**PROBLEM TO SOLVE:**
Word for word, quote all of the material, omitting the pictures.

Entries taken from a collection
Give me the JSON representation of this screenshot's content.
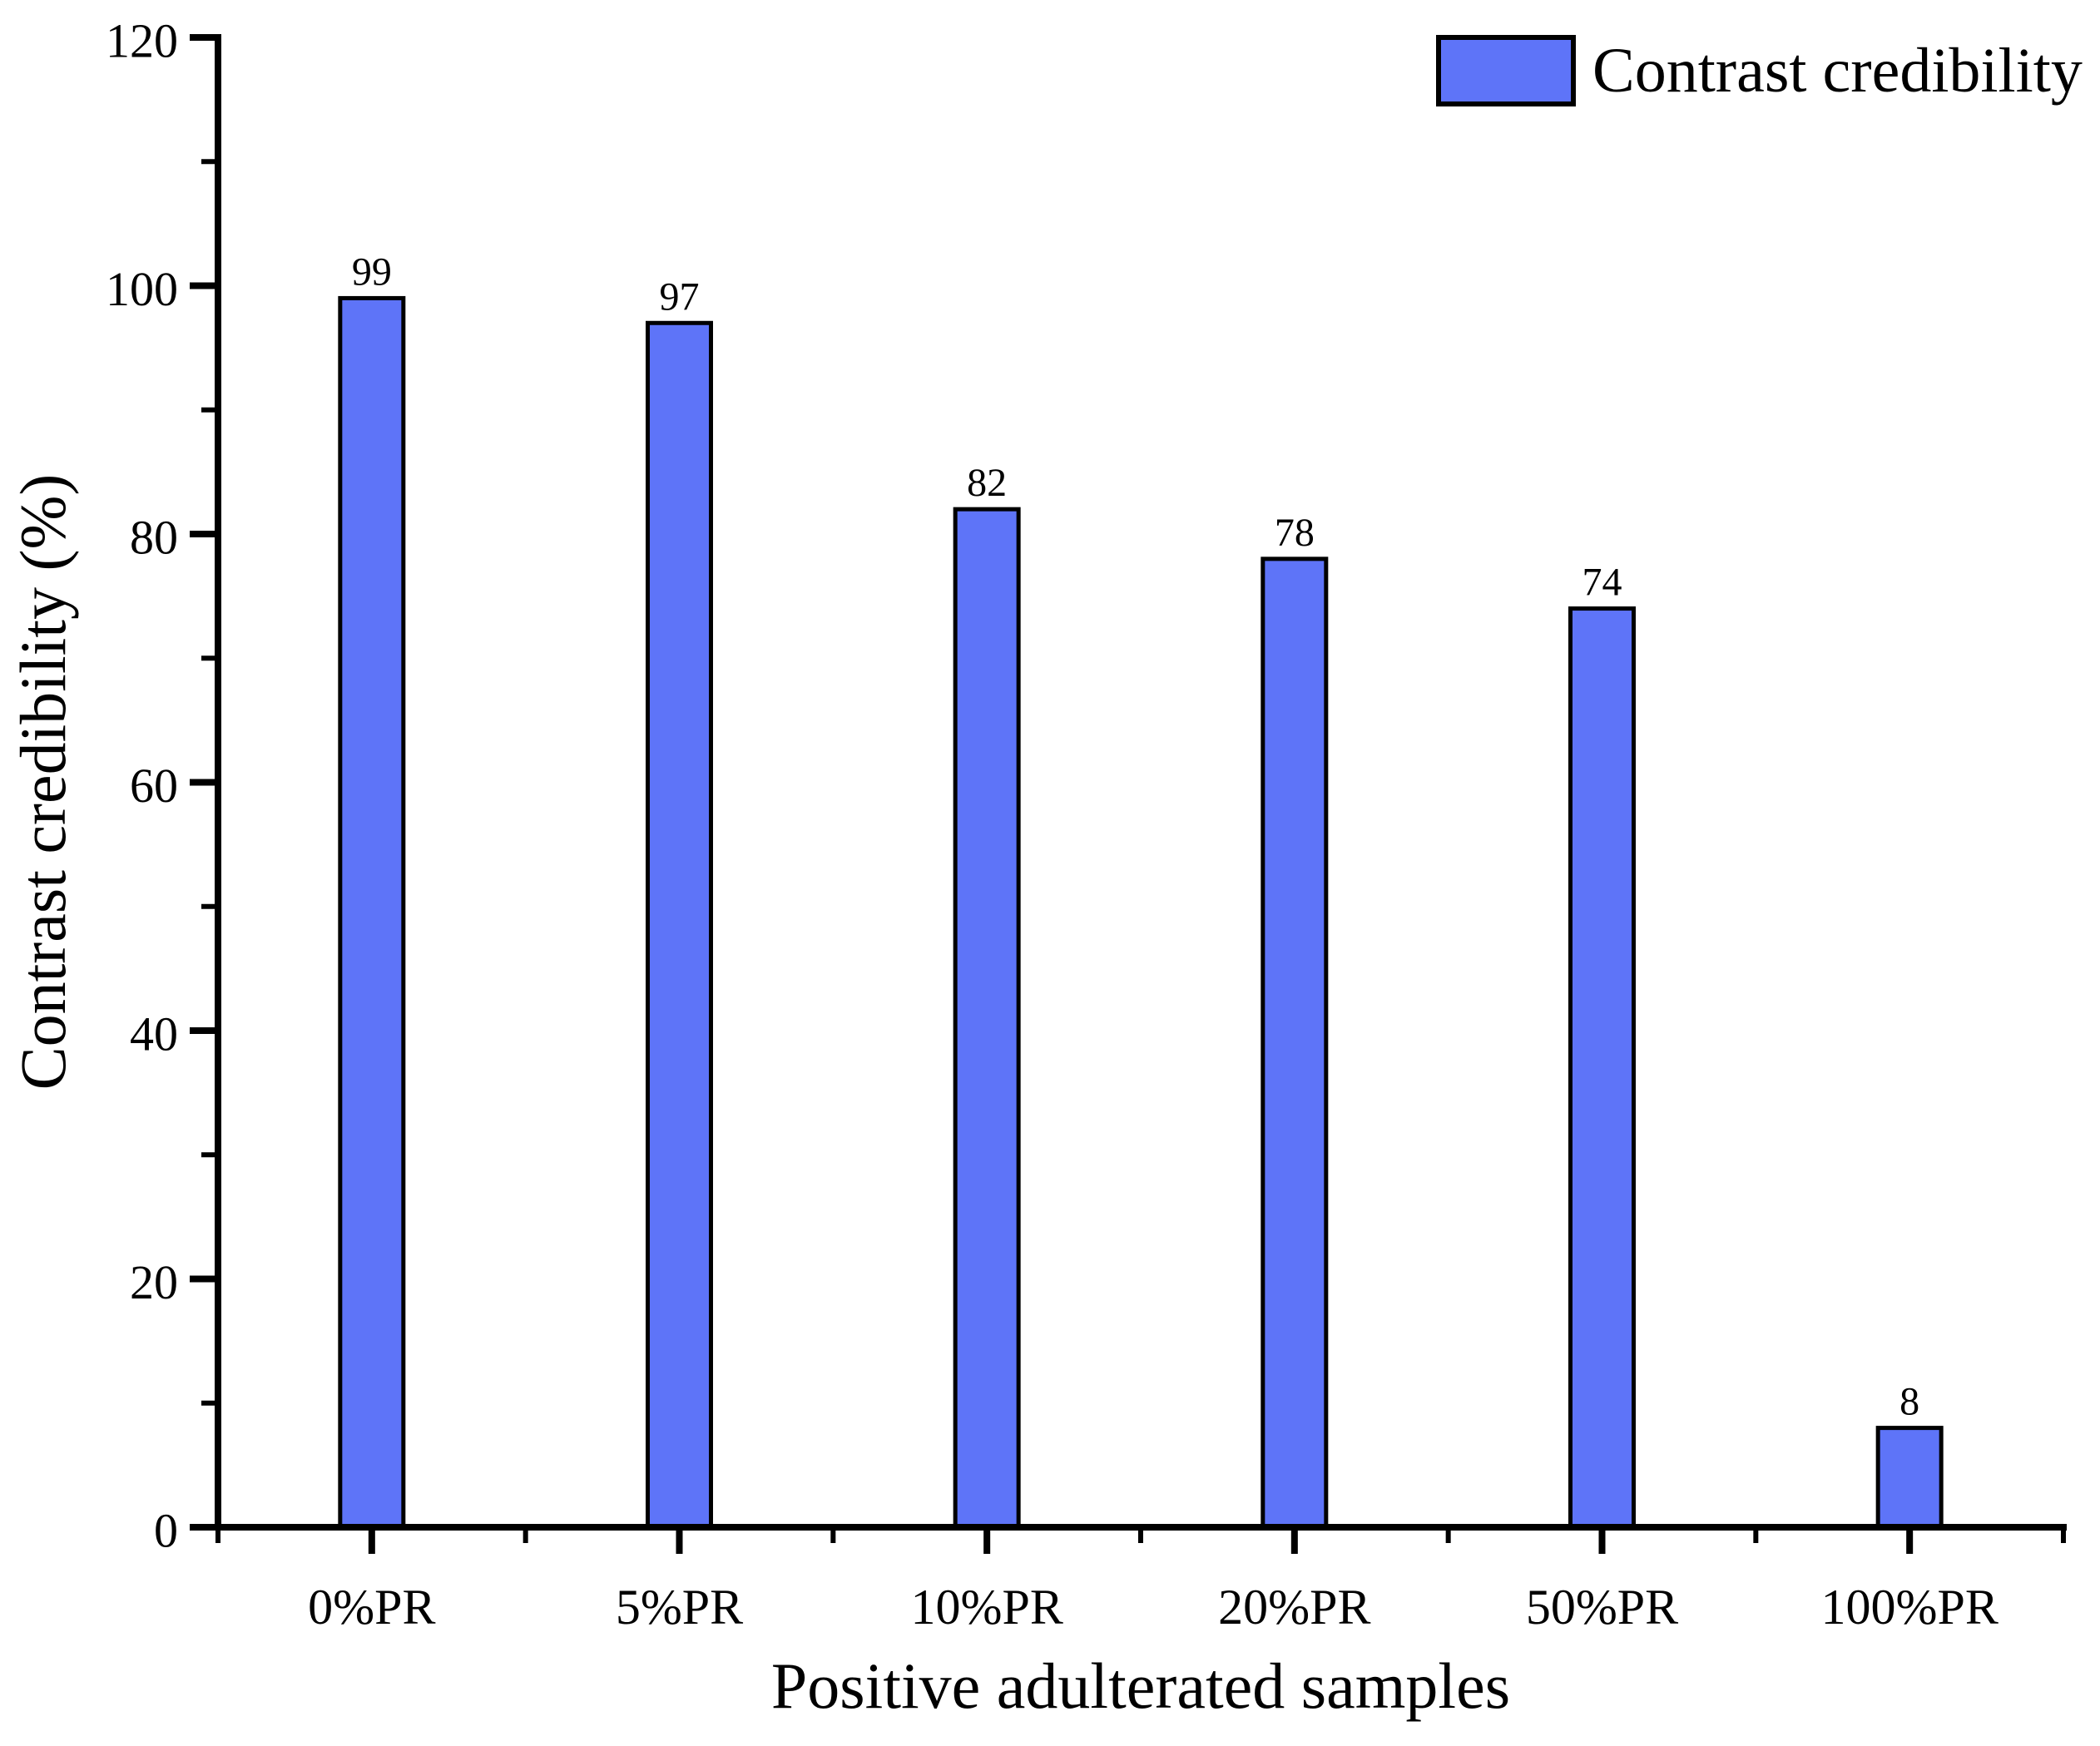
{
  "chart_data": {
    "type": "bar",
    "categories": [
      "0%PR",
      "5%PR",
      "10%PR",
      "20%PR",
      "50%PR",
      "100%PR"
    ],
    "values": [
      99,
      97,
      82,
      78,
      74,
      8
    ],
    "value_labels_shown": true,
    "xlabel": "Positive adulterated samples",
    "ylabel": "Contrast credibility (%)",
    "legend": [
      "Contrast credibility"
    ],
    "legend_position": "top-right",
    "ylim": [
      0,
      120
    ],
    "ytick_major_step": 20,
    "ytick_minor_step": 10,
    "ytick_labels": [
      "0",
      "20",
      "40",
      "60",
      "80",
      "100",
      "120"
    ],
    "grid": false,
    "colors": {
      "bar_fill": "#5E74F8",
      "bar_border": "#000000",
      "axis": "#000000",
      "text": "#000000",
      "background": "#FFFFFF"
    }
  }
}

**FULL SOLUTION:**
Give me the JSON representation of this screenshot's content.
{
  "chart_data": {
    "type": "bar",
    "categories": [
      "0%PR",
      "5%PR",
      "10%PR",
      "20%PR",
      "50%PR",
      "100%PR"
    ],
    "values": [
      99,
      97,
      82,
      78,
      74,
      8
    ],
    "value_labels_shown": true,
    "xlabel": "Positive adulterated samples",
    "ylabel": "Contrast credibility (%)",
    "legend": [
      "Contrast credibility"
    ],
    "legend_position": "top-right",
    "ylim": [
      0,
      120
    ],
    "ytick_major_step": 20,
    "ytick_minor_step": 10,
    "ytick_labels": [
      "0",
      "20",
      "40",
      "60",
      "80",
      "100",
      "120"
    ],
    "grid": false,
    "colors": {
      "bar_fill": "#5E74F8",
      "bar_border": "#000000",
      "axis": "#000000",
      "text": "#000000",
      "background": "#FFFFFF"
    }
  }
}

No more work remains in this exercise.